— Begin Excerpted data —
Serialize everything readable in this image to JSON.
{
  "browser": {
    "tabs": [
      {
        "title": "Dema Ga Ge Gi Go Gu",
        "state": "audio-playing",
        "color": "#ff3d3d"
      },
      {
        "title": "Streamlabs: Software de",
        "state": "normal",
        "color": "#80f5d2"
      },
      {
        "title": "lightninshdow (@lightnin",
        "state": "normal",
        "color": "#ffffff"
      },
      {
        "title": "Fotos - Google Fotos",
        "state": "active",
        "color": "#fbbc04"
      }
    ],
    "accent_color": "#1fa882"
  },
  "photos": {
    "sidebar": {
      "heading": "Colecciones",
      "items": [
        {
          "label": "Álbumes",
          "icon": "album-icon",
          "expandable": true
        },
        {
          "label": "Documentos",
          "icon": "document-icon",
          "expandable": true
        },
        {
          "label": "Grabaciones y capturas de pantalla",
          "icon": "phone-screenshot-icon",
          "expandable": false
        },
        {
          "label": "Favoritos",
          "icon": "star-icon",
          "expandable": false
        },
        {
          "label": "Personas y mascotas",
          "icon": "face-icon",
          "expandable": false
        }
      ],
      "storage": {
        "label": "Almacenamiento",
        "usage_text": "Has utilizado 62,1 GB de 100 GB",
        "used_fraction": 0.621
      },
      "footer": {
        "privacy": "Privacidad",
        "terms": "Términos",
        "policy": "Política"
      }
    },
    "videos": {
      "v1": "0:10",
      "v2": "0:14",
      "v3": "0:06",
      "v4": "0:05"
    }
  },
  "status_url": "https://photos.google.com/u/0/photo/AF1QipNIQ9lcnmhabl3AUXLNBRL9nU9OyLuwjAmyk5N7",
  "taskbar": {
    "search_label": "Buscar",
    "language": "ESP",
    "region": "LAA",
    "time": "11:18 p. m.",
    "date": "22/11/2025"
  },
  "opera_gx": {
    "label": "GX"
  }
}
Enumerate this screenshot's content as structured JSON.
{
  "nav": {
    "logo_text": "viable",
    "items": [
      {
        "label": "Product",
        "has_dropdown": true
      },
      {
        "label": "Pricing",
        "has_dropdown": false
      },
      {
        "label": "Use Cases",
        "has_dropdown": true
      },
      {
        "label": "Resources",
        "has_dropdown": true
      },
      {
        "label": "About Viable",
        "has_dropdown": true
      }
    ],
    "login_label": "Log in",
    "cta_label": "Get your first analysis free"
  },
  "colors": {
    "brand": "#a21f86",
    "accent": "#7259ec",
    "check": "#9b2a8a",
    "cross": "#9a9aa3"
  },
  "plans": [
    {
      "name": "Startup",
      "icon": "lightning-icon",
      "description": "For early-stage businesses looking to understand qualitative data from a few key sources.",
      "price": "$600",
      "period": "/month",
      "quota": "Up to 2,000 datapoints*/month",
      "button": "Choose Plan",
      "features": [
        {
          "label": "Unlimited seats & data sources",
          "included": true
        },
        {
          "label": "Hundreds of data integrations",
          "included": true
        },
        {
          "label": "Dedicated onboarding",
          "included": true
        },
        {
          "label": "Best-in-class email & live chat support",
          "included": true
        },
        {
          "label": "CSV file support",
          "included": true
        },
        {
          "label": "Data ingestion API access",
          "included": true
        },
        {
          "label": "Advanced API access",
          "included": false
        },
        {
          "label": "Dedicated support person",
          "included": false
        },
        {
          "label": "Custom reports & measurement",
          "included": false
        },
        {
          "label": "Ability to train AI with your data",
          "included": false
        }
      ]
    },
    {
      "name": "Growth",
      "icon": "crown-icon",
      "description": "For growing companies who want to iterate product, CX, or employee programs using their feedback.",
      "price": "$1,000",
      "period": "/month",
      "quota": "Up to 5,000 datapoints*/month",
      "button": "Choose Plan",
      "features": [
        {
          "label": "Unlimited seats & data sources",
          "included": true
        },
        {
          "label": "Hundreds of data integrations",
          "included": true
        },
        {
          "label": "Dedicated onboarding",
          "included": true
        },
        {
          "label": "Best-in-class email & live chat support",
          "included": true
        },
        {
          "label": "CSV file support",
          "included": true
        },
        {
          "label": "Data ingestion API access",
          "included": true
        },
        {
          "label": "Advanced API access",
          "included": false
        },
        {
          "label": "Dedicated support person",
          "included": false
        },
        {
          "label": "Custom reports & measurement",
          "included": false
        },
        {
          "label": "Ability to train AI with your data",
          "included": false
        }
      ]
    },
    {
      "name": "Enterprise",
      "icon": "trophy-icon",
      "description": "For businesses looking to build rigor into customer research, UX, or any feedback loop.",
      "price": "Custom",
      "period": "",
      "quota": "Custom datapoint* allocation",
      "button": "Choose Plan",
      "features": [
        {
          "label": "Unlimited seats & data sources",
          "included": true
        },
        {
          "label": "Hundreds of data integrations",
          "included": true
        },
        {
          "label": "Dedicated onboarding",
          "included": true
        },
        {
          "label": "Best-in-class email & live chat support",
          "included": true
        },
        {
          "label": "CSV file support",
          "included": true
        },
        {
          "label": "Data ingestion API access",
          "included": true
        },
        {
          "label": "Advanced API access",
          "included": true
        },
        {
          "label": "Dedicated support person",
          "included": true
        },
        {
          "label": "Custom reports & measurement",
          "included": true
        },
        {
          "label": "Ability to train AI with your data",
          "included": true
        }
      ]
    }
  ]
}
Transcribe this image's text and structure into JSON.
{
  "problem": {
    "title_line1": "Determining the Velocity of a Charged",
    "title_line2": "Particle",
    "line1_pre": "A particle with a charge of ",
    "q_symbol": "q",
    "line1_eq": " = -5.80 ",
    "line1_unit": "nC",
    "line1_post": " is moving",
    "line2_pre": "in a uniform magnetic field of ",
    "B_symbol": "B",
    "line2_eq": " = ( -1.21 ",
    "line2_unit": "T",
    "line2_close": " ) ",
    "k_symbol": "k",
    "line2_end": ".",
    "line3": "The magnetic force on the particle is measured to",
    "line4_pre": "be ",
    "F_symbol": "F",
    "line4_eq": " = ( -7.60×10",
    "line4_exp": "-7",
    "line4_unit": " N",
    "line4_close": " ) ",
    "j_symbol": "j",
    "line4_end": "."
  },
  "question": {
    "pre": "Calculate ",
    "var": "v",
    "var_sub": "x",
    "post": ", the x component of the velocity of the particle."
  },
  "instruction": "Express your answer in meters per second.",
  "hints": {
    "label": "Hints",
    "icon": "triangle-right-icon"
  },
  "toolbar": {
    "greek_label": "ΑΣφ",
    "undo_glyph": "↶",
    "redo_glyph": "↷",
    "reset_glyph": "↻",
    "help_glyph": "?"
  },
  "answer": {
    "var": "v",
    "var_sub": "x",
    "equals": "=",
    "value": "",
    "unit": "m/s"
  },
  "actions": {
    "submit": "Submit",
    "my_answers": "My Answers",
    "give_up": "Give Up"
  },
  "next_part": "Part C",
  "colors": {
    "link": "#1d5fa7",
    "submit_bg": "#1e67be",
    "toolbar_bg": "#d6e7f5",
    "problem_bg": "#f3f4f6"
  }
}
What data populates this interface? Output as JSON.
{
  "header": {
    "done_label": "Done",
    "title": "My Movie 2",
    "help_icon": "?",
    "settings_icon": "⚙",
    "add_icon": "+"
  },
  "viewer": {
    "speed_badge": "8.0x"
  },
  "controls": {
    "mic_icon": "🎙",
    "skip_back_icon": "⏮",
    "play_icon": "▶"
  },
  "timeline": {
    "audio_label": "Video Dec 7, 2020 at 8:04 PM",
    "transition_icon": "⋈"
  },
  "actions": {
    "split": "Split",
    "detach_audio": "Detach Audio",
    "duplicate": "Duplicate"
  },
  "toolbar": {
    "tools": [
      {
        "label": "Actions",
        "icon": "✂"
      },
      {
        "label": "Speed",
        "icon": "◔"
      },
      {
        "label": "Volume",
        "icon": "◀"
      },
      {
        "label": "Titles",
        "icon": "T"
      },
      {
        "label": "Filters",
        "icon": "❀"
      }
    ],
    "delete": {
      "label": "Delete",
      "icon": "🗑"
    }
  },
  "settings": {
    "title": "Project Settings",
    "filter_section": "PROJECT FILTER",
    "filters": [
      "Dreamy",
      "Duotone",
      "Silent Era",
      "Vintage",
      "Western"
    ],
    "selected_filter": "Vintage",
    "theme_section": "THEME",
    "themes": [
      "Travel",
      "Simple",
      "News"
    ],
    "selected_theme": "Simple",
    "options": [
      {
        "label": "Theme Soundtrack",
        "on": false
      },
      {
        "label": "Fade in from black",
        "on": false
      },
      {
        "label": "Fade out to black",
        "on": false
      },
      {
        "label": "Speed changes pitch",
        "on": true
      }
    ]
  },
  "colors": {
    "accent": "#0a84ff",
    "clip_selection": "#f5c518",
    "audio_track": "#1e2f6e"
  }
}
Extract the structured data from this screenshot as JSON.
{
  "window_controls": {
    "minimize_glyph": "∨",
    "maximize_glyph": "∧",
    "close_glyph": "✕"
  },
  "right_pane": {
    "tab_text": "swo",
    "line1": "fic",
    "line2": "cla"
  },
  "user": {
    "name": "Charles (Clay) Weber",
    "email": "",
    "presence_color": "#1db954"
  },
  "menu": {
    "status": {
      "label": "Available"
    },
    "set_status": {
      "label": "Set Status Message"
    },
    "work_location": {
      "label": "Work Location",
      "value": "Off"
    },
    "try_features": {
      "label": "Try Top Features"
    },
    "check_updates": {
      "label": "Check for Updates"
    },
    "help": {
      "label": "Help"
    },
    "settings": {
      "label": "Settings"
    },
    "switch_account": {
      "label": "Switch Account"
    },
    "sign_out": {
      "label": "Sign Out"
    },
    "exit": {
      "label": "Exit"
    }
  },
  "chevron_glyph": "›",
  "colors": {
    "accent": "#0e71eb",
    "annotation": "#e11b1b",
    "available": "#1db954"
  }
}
— End Excerpted data —
Return all the lines that contain the string "feedback".

Solution for this exercise:
      "description": "For growing companies who want to iterate product, CX, or employee programs using their feedback.",
      "description": "For businesses looking to build rigor into customer research, UX, or any feedback loop.",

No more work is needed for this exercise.